▶ **Work to do**
The entries below should be given again exactly, minus their pictures.

[BEGIN Provided records]

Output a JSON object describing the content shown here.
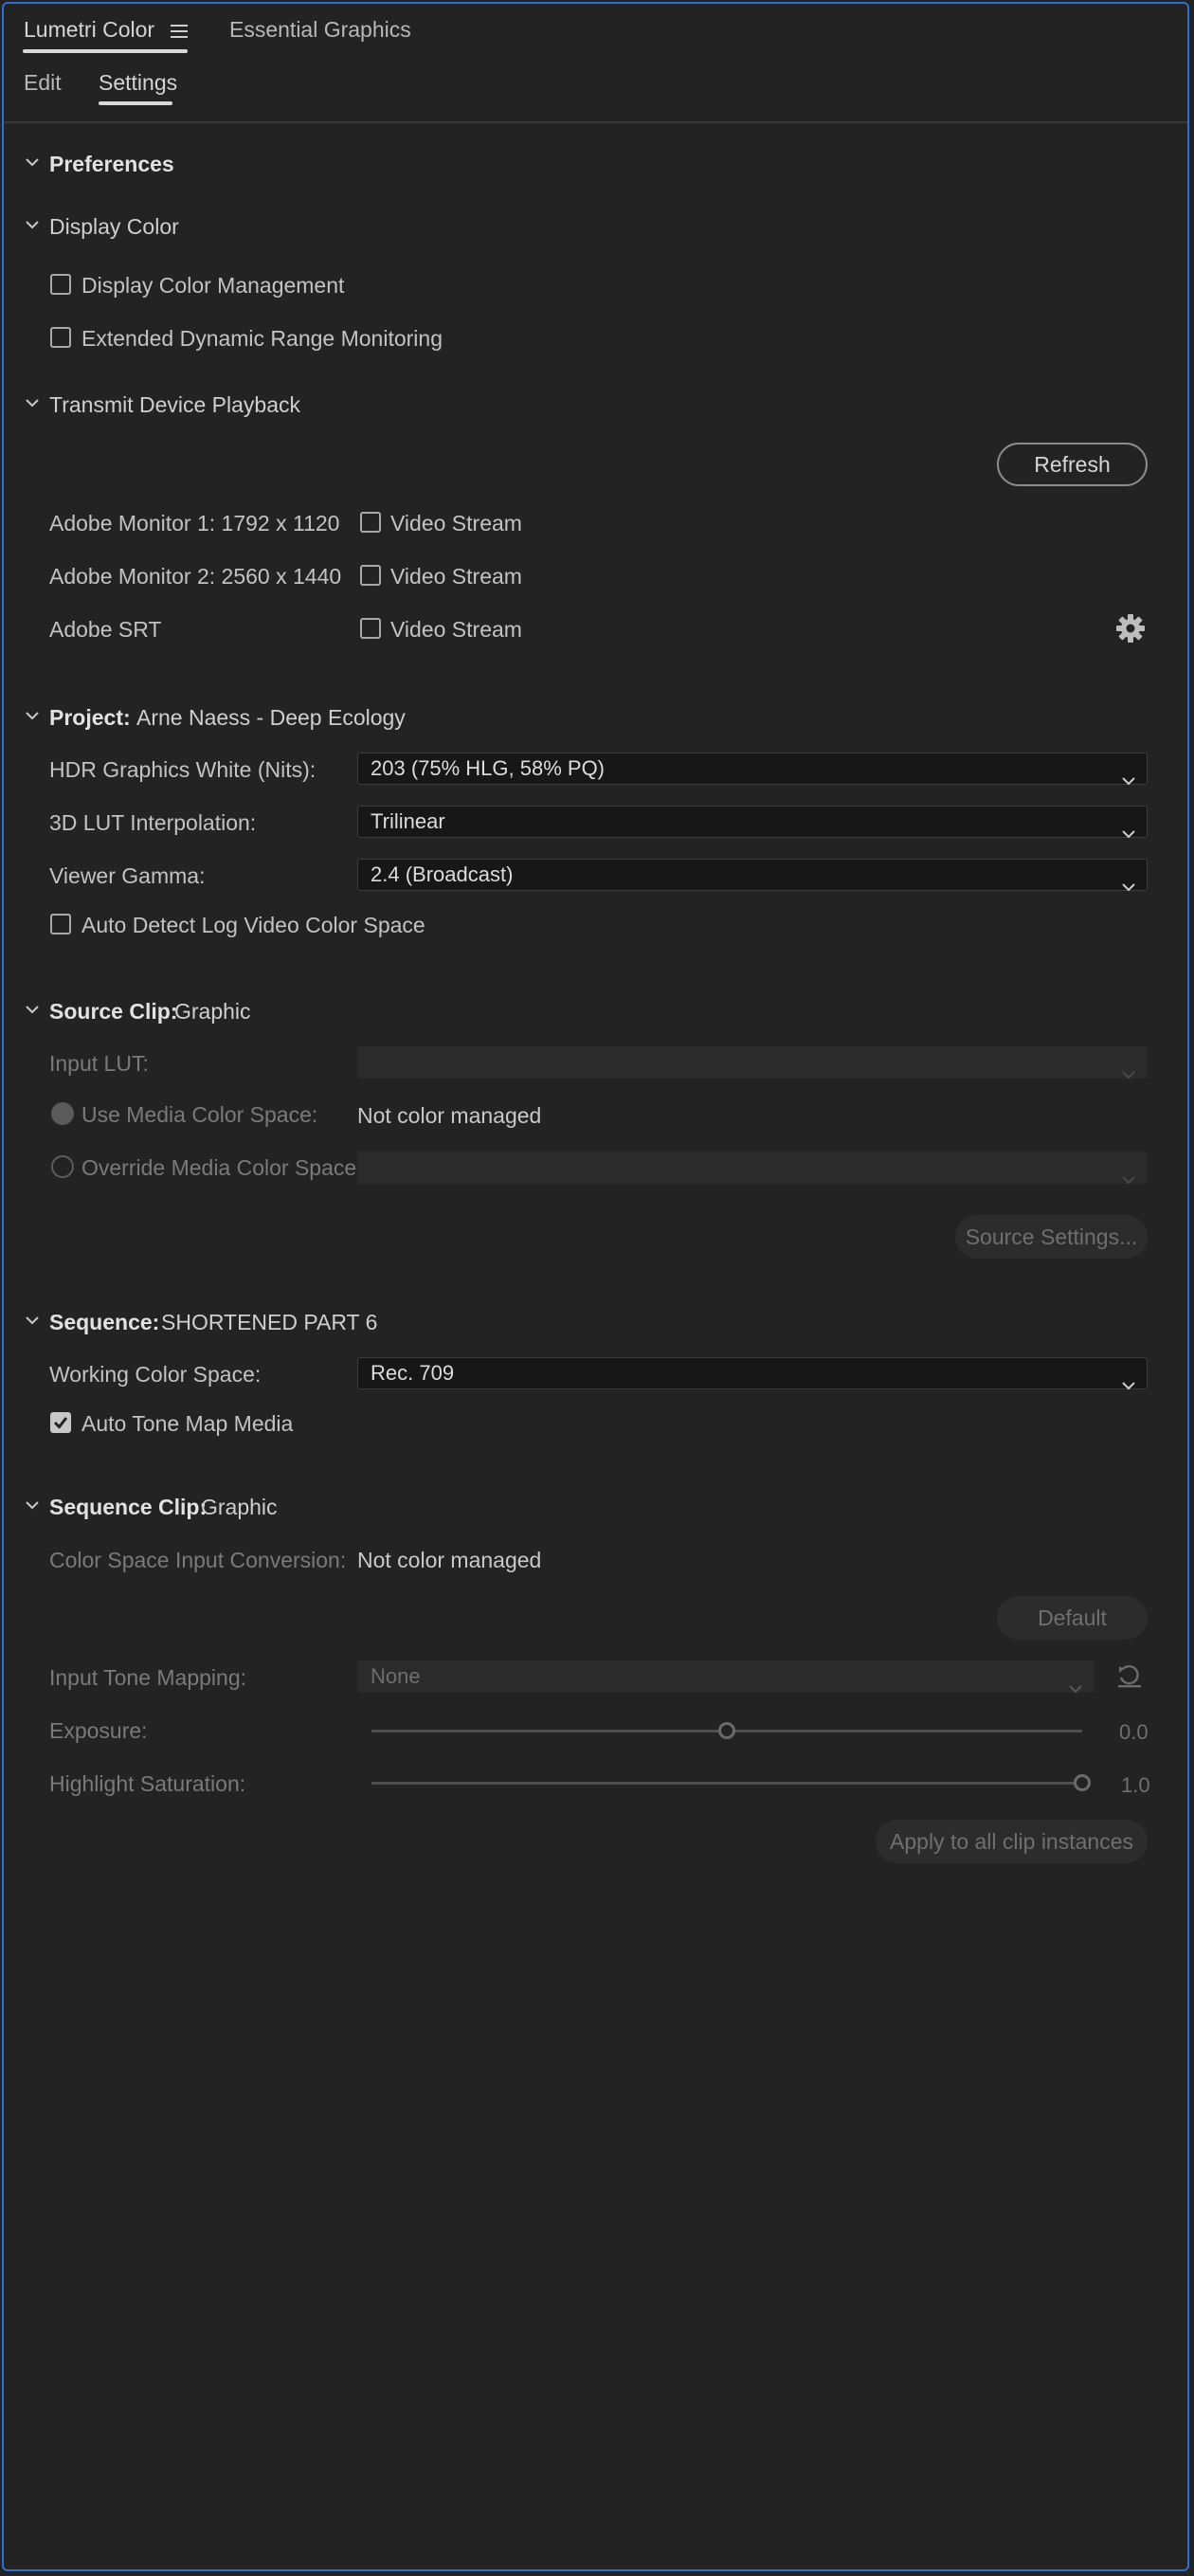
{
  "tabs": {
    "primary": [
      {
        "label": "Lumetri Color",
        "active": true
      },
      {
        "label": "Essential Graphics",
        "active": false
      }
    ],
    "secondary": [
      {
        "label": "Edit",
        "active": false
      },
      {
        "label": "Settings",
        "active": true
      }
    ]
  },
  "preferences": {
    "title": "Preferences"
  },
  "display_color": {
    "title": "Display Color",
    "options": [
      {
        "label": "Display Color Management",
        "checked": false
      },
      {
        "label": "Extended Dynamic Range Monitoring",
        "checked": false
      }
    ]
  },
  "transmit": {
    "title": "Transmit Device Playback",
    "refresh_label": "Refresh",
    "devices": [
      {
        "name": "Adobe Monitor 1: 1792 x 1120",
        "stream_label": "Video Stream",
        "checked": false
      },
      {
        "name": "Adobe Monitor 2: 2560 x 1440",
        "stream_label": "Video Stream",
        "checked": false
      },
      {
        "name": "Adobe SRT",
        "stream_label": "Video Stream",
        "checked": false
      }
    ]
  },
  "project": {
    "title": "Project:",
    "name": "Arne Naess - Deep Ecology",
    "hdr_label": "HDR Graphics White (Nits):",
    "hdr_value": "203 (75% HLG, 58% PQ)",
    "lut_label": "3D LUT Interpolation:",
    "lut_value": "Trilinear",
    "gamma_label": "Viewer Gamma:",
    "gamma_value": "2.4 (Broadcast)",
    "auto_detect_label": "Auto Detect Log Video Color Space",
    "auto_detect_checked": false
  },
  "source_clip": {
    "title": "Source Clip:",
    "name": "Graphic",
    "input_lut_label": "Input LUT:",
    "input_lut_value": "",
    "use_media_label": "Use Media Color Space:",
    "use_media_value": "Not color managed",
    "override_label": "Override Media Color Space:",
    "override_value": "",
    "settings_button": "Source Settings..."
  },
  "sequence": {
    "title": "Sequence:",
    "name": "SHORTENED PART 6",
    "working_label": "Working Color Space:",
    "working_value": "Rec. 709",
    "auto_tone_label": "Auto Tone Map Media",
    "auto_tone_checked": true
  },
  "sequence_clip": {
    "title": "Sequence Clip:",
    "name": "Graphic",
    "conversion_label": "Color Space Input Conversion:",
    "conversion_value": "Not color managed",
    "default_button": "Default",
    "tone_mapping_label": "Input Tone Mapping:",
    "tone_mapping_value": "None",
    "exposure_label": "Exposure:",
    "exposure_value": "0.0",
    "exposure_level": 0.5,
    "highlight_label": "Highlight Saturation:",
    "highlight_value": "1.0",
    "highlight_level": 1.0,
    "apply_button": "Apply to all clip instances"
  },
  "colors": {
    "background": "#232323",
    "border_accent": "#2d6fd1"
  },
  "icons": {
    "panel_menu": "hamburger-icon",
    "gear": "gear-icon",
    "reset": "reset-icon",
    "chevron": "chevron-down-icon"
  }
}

[END Provided records]

▶ **Answer to this exercise**
Output a JSON object describing the content shown here.
{
  "tabs": {
    "primary": [
      {
        "label": "Lumetri Color",
        "active": true
      },
      {
        "label": "Essential Graphics",
        "active": false
      }
    ],
    "secondary": [
      {
        "label": "Edit",
        "active": false
      },
      {
        "label": "Settings",
        "active": true
      }
    ]
  },
  "preferences": {
    "title": "Preferences"
  },
  "display_color": {
    "title": "Display Color",
    "options": [
      {
        "label": "Display Color Management",
        "checked": false
      },
      {
        "label": "Extended Dynamic Range Monitoring",
        "checked": false
      }
    ]
  },
  "transmit": {
    "title": "Transmit Device Playback",
    "refresh_label": "Refresh",
    "devices": [
      {
        "name": "Adobe Monitor 1: 1792 x 1120",
        "stream_label": "Video Stream",
        "checked": false
      },
      {
        "name": "Adobe Monitor 2: 2560 x 1440",
        "stream_label": "Video Stream",
        "checked": false
      },
      {
        "name": "Adobe SRT",
        "stream_label": "Video Stream",
        "checked": false
      }
    ]
  },
  "project": {
    "title": "Project:",
    "name": "Arne Naess - Deep Ecology",
    "hdr_label": "HDR Graphics White (Nits):",
    "hdr_value": "203 (75% HLG, 58% PQ)",
    "lut_label": "3D LUT Interpolation:",
    "lut_value": "Trilinear",
    "gamma_label": "Viewer Gamma:",
    "gamma_value": "2.4 (Broadcast)",
    "auto_detect_label": "Auto Detect Log Video Color Space",
    "auto_detect_checked": false
  },
  "source_clip": {
    "title": "Source Clip:",
    "name": "Graphic",
    "input_lut_label": "Input LUT:",
    "input_lut_value": "",
    "use_media_label": "Use Media Color Space:",
    "use_media_value": "Not color managed",
    "override_label": "Override Media Color Space:",
    "override_value": "",
    "settings_button": "Source Settings..."
  },
  "sequence": {
    "title": "Sequence:",
    "name": "SHORTENED PART 6",
    "working_label": "Working Color Space:",
    "working_value": "Rec. 709",
    "auto_tone_label": "Auto Tone Map Media",
    "auto_tone_checked": true
  },
  "sequence_clip": {
    "title": "Sequence Clip:",
    "name": "Graphic",
    "conversion_label": "Color Space Input Conversion:",
    "conversion_value": "Not color managed",
    "default_button": "Default",
    "tone_mapping_label": "Input Tone Mapping:",
    "tone_mapping_value": "None",
    "exposure_label": "Exposure:",
    "exposure_value": "0.0",
    "exposure_level": 0.5,
    "highlight_label": "Highlight Saturation:",
    "highlight_value": "1.0",
    "highlight_level": 1.0,
    "apply_button": "Apply to all clip instances"
  },
  "colors": {
    "background": "#232323",
    "border_accent": "#2d6fd1"
  },
  "icons": {
    "panel_menu": "hamburger-icon",
    "gear": "gear-icon",
    "reset": "reset-icon",
    "chevron": "chevron-down-icon"
  }
}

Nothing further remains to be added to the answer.